**Texto dado**
+ + + + + + +

Columnas

Empatía

En muchas ocasiones creemos que luchar incansablemente por nuestros derechos es perder el tiempo, pero cada mañana al salir el sol nos damos cuenta que luchar es ese puente entre la verdad y la justicia, ¡un puente que debemos cruzar para alcanzar lo que por tantos años hemos luchado!

Hace unos días, mientras estuve en la sala de espera de un hospital, escuché a una sra. decir que; por culpa de los jóvenes, el país estaba sumergido en la sangre y el vandalismo, porque no éramos capaces de respetar las decisiones de un presidente tan estudiado. Hoy, mientras camino a mi casa, tuve la oportunidad de hablar con un sr. de al menos unos 70 años de edad, entre tantas palabras y consejos, solo me decía: “Son ustedes el futuro, los que podrán cambiarlo todo, luchen por acabar con la ignorancia, el abuso y la indiferencia”. Y fue aquí donde me di cuenta que por muy corta que sea la vida, podemos dejar un huella imborrable, estas son las dos caras de la moneda, esos a quienes les mueve el beneficio propio, ese individualismo innato y la falta de argumentos, y aquellos a quienes simplemente les sobra EMPATÍA.

+ + + + + + +

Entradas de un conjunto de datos
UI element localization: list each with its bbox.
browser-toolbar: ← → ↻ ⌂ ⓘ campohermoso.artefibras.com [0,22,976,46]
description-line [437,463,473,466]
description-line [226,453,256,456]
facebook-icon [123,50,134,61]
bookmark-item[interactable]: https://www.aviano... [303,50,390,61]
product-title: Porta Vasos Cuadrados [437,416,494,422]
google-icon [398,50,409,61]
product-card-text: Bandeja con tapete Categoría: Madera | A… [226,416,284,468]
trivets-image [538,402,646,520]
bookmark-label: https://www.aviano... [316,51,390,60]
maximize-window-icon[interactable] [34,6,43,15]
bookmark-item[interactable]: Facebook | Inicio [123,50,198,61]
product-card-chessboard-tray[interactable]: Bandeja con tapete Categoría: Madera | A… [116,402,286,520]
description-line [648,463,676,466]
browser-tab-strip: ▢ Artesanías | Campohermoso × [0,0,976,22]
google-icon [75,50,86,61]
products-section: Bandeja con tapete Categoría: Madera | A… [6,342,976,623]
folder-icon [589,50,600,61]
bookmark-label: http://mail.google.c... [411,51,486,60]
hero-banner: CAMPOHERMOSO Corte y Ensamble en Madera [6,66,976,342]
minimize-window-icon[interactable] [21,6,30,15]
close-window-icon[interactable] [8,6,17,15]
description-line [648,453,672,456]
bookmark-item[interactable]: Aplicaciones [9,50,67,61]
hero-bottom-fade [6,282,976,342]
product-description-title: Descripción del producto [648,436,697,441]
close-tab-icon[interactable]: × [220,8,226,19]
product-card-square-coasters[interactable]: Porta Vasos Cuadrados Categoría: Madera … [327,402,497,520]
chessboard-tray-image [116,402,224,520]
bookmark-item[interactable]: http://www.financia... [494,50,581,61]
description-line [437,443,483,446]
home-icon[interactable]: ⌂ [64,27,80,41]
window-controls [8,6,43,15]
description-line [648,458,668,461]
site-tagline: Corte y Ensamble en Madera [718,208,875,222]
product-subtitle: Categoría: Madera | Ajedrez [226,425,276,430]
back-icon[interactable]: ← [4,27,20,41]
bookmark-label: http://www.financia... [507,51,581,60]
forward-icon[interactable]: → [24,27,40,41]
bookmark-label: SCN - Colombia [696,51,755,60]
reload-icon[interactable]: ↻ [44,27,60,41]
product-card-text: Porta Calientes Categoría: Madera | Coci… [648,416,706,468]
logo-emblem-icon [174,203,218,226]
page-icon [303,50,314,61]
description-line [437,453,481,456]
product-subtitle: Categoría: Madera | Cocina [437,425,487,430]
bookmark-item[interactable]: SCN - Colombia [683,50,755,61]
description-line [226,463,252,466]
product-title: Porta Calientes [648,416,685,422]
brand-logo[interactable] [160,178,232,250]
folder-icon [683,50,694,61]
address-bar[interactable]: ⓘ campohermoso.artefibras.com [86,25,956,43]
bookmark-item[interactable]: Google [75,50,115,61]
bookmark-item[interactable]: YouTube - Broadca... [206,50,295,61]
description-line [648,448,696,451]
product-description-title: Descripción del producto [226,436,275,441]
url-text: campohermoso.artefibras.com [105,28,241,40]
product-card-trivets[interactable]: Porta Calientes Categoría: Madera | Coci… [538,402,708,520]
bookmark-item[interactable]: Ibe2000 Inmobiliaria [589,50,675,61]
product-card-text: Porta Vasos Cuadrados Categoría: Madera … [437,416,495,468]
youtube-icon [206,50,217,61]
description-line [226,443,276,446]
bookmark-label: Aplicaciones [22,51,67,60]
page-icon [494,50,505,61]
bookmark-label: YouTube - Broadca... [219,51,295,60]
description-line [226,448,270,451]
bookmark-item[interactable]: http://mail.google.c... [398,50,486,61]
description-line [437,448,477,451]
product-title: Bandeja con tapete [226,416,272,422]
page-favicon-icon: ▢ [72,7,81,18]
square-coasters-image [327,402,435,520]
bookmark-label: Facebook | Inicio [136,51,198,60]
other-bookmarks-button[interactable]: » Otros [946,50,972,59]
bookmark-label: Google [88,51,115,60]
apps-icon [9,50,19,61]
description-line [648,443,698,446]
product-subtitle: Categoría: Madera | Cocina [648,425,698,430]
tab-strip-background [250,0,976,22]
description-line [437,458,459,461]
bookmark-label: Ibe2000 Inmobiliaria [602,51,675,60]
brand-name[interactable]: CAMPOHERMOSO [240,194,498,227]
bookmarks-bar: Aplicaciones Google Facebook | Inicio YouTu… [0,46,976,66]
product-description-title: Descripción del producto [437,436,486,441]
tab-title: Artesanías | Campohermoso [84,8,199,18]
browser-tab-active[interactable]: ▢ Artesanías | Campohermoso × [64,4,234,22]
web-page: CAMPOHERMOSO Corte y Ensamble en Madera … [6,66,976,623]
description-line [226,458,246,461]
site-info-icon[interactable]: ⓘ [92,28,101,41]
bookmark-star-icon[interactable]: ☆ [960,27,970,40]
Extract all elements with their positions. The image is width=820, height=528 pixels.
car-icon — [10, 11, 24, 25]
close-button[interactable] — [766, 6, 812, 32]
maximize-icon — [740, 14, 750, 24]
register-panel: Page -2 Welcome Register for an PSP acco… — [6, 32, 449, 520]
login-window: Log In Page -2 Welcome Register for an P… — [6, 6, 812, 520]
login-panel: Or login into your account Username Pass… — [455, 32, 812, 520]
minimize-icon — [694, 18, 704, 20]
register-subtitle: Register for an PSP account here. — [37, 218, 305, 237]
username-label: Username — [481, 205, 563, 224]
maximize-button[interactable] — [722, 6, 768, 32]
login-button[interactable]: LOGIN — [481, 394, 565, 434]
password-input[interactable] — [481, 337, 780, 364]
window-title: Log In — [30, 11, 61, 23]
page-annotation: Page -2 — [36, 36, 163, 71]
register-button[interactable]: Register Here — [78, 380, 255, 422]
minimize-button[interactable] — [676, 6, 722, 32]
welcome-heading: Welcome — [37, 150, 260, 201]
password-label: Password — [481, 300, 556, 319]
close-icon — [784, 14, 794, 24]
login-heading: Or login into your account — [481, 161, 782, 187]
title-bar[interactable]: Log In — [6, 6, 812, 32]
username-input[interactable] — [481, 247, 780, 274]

+ + + + + + +

**Tareas**
1 – Responde según la columna sobre la empatía:
(a) ¿En qué lugar se oyó a una señora culpar a los jóvenes de la situación del país?
(b) ¿Qué edad aproximada tenía el señor con quien se habló camino a casa?
(c) ¿Entre qué dos cosas tiende un puente la lucha, según el primer párrafo?
2 – Prolonga la columna sobre la empatía a partir de su última oración.

**Respuestas**
1 –
(a) En la sala de espera de un hospital.
(b) Al menos unos 70 años.
(c) Entre la verdad y la justicia.

2 –
Una palabra muy sencilla de escribir y decir, pero MUY DIFÍCIL de ponerla en práctica. Lo mencioné en la Asamblea realizada por mi Programa Académico, y aunque a muchos les disgustó, sé que al final me dieron las razón.

Sostengo lo que digo, la EMPATÍA debe ser esa prenda que no podemos dejar nunca, porque hoy somos nosotros y mañana nuestras generaciones. “Privar a las personas de sus derechos humanos es poner en tela de juicio su propia humanidad”.